START RECORD EXTRACTS

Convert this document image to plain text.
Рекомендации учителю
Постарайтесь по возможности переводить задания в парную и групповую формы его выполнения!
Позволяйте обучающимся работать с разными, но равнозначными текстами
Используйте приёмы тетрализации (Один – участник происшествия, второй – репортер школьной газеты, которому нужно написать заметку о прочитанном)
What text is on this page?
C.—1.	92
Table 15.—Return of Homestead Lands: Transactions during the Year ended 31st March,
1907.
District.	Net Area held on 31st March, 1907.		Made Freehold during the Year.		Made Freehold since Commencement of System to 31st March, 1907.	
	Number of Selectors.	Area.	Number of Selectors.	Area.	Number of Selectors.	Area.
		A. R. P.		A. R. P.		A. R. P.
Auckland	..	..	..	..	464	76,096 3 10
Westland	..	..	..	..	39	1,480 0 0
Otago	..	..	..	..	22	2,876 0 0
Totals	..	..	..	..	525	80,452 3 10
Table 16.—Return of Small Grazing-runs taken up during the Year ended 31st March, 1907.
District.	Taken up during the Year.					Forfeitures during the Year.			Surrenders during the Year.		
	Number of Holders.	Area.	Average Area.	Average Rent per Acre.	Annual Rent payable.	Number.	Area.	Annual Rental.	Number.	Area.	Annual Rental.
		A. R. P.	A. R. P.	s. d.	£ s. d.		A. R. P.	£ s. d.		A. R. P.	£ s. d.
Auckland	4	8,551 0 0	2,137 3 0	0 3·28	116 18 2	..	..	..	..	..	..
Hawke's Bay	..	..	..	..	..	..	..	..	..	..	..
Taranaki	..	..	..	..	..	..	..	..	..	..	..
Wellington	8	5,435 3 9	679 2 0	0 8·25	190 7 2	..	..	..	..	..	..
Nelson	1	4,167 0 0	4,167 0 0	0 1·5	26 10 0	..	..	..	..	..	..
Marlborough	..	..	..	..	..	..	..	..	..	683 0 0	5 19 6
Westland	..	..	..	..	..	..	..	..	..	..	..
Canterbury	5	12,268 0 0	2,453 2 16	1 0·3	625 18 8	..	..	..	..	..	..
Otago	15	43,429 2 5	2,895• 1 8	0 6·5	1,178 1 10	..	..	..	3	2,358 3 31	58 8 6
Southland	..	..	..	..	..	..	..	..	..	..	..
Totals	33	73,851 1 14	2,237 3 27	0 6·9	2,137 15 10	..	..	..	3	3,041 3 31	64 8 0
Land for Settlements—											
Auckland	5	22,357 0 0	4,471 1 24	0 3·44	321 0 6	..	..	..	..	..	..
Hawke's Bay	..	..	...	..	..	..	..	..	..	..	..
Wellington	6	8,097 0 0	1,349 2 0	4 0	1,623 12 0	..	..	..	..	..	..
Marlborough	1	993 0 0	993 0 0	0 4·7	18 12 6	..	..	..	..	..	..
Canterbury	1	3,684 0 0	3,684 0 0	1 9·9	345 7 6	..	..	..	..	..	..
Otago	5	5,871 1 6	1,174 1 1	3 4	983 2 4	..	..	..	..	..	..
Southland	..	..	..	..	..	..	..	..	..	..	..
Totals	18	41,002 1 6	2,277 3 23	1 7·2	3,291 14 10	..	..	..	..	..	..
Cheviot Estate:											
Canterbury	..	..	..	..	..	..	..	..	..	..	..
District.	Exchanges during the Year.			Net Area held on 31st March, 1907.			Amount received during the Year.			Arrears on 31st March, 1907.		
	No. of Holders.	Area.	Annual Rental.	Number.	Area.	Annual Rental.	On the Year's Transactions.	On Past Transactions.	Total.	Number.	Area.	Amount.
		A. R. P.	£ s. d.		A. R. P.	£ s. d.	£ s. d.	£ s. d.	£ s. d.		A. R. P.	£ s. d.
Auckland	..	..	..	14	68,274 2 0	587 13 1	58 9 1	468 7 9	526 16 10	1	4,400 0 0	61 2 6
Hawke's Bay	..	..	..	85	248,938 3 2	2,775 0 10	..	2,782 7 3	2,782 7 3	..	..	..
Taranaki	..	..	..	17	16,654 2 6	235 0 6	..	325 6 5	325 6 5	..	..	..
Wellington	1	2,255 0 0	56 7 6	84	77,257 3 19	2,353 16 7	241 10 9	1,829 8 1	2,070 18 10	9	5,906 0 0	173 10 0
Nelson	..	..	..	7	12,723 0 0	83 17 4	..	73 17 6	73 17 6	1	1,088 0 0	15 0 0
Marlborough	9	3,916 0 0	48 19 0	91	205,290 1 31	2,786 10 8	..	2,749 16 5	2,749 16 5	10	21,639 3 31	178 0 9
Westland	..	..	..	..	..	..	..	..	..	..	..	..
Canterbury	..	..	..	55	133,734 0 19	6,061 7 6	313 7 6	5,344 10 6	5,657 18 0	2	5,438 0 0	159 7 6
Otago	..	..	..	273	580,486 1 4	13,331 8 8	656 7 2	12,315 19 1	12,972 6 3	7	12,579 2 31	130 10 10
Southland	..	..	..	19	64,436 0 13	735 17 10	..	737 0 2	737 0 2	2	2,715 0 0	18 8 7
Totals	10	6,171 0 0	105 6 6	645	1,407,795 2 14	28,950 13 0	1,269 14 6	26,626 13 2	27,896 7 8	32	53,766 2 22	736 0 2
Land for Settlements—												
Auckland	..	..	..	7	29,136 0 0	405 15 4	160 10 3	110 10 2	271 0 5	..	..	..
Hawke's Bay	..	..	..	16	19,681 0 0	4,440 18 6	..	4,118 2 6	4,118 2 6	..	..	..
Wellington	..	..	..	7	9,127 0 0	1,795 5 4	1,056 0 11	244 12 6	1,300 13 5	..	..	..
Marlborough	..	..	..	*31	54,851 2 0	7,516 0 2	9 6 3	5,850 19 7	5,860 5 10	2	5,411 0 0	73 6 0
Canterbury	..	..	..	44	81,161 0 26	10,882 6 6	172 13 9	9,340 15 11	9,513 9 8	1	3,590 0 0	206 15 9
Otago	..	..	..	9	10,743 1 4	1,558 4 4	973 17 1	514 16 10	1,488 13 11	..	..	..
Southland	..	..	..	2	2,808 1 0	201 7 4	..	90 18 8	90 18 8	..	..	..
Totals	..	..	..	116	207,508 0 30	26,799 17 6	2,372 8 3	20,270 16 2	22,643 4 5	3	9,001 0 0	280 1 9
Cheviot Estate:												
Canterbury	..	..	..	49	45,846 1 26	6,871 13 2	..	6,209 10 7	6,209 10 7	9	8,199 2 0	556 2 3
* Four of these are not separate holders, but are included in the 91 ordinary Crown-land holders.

END RECORD EXTRACTS

WHAT YOU WILL DO: Copy each line of the data exactly, leaving nothing out.

TASK RESULT:
Convert this document image to plain text.
Рекомендации учителю
Постарайтесь по возможности переводить задания в парную и групповую формы его выполнения!
Позволяйте обучающимся работать с разными, но равнозначными текстами
Используйте приёмы тетрализации (Один – участник происшествия, второй – репортер школьной газеты, которому нужно написать заметку о прочитанном)
What text is on this page?
C.—1.	92
Table 15.—Return of Homestead Lands: Transactions during the Year ended 31st March,
1907.
District.	Net Area held on 31st March, 1907.		Made Freehold during the Year.		Made Freehold since Commencement of System to 31st March, 1907.	
	Number of Selectors.	Area.	Number of Selectors.	Area.	Number of Selectors.	Area.
		A. R. P.		A. R. P.		A. R. P.
Auckland	..	..	..	..	464	76,096 3 10
Westland	..	..	..	..	39	1,480 0 0
Otago	..	..	..	..	22	2,876 0 0
Totals	..	..	..	..	525	80,452 3 10
Table 16.—Return of Small Grazing-runs taken up during the Year ended 31st March, 1907.
District.	Taken up during the Year.					Forfeitures during the Year.			Surrenders during the Year.		
	Number of Holders.	Area.	Average Area.	Average Rent per Acre.	Annual Rent payable.	Number.	Area.	Annual Rental.	Number.	Area.	Annual Rental.
		A. R. P.	A. R. P.	s. d.	£ s. d.		A. R. P.	£ s. d.		A. R. P.	£ s. d.
Auckland	4	8,551 0 0	2,137 3 0	0 3·28	116 18 2	..	..	..	..	..	..
Hawke's Bay	..	..	..	..	..	..	..	..	..	..	..
Taranaki	..	..	..	..	..	..	..	..	..	..	..
Wellington	8	5,435 3 9	679 2 0	0 8·25	190 7 2	..	..	..	..	..	..
Nelson	1	4,167 0 0	4,167 0 0	0 1·5	26 10 0	..	..	..	..	..	..
Marlborough	..	..	..	..	..	..	..	..	..	683 0 0	5 19 6
Westland	..	..	..	..	..	..	..	..	..	..	..
Canterbury	5	12,268 0 0	2,453 2 16	1 0·3	625 18 8	..	..	..	..	..	..
Otago	15	43,429 2 5	2,895• 1 8	0 6·5	1,178 1 10	..	..	..	3	2,358 3 31	58 8 6
Southland	..	..	..	..	..	..	..	..	..	..	..
Totals	33	73,851 1 14	2,237 3 27	0 6·9	2,137 15 10	..	..	..	3	3,041 3 31	64 8 0
Land for Settlements—											
Auckland	5	22,357 0 0	4,471 1 24	0 3·44	321 0 6	..	..	..	..	..	..
Hawke's Bay	..	..	...	..	..	..	..	..	..	..	..
Wellington	6	8,097 0 0	1,349 2 0	4 0	1,623 12 0	..	..	..	..	..	..
Marlborough	1	993 0 0	993 0 0	0 4·7	18 12 6	..	..	..	..	..	..
Canterbury	1	3,684 0 0	3,684 0 0	1 9·9	345 7 6	..	..	..	..	..	..
Otago	5	5,871 1 6	1,174 1 1	3 4	983 2 4	..	..	..	..	..	..
Southland	..	..	..	..	..	..	..	..	..	..	..
Totals	18	41,002 1 6	2,277 3 23	1 7·2	3,291 14 10	..	..	..	..	..	..
Cheviot Estate:											
Canterbury	..	..	..	..	..	..	..	..	..	..	..
District.	Exchanges during the Year.			Net Area held on 31st March, 1907.			Amount received during the Year.			Arrears on 31st March, 1907.		
	No. of Holders.	Area.	Annual Rental.	Number.	Area.	Annual Rental.	On the Year's Transactions.	On Past Transactions.	Total.	Number.	Area.	Amount.
		A. R. P.	£ s. d.		A. R. P.	£ s. d.	£ s. d.	£ s. d.	£ s. d.		A. R. P.	£ s. d.
Auckland	..	..	..	14	68,274 2 0	587 13 1	58 9 1	468 7 9	526 16 10	1	4,400 0 0	61 2 6
Hawke's Bay	..	..	..	85	248,938 3 2	2,775 0 10	..	2,782 7 3	2,782 7 3	..	..	..
Taranaki	..	..	..	17	16,654 2 6	235 0 6	..	325 6 5	325 6 5	..	..	..
Wellington	1	2,255 0 0	56 7 6	84	77,257 3 19	2,353 16 7	241 10 9	1,829 8 1	2,070 18 10	9	5,906 0 0	173 10 0
Nelson	..	..	..	7	12,723 0 0	83 17 4	..	73 17 6	73 17 6	1	1,088 0 0	15 0 0
Marlborough	9	3,916 0 0	48 19 0	91	205,290 1 31	2,786 10 8	..	2,749 16 5	2,749 16 5	10	21,639 3 31	178 0 9
Westland	..	..	..	..	..	..	..	..	..	..	..	..
Canterbury	..	..	..	55	133,734 0 19	6,061 7 6	313 7 6	5,344 10 6	5,657 18 0	2	5,438 0 0	159 7 6
Otago	..	..	..	273	580,486 1 4	13,331 8 8	656 7 2	12,315 19 1	12,972 6 3	7	12,579 2 31	130 10 10
Southland	..	..	..	19	64,436 0 13	735 17 10	..	737 0 2	737 0 2	2	2,715 0 0	18 8 7
Totals	10	6,171 0 0	105 6 6	645	1,407,795 2 14	28,950 13 0	1,269 14 6	26,626 13 2	27,896 7 8	32	53,766 2 22	736 0 2
Land for Settlements—												
Auckland	..	..	..	7	29,136 0 0	405 15 4	160 10 3	110 10 2	271 0 5	..	..	..
Hawke's Bay	..	..	..	16	19,681 0 0	4,440 18 6	..	4,118 2 6	4,118 2 6	..	..	..
Wellington	..	..	..	7	9,127 0 0	1,795 5 4	1,056 0 11	244 12 6	1,300 13 5	..	..	..
Marlborough	..	..	..	*31	54,851 2 0	7,516 0 2	9 6 3	5,850 19 7	5,860 5 10	2	5,411 0 0	73 6 0
Canterbury	..	..	..	44	81,161 0 26	10,882 6 6	172 13 9	9,340 15 11	9,513 9 8	1	3,590 0 0	206 15 9
Otago	..	..	..	9	10,743 1 4	1,558 4 4	973 17 1	514 16 10	1,488 13 11	..	..	..
Southland	..	..	..	2	2,808 1 0	201 7 4	..	90 18 8	90 18 8	..	..	..
Totals	..	..	..	116	207,508 0 30	26,799 17 6	2,372 8 3	20,270 16 2	22,643 4 5	3	9,001 0 0	280 1 9
Cheviot Estate:												
Canterbury	..	..	..	49	45,846 1 26	6,871 13 2	..	6,209 10 7	6,209 10 7	9	8,199 2 0	556 2 3
* Four of these are not separate holders, but are included in the 91 ordinary Crown-land holders.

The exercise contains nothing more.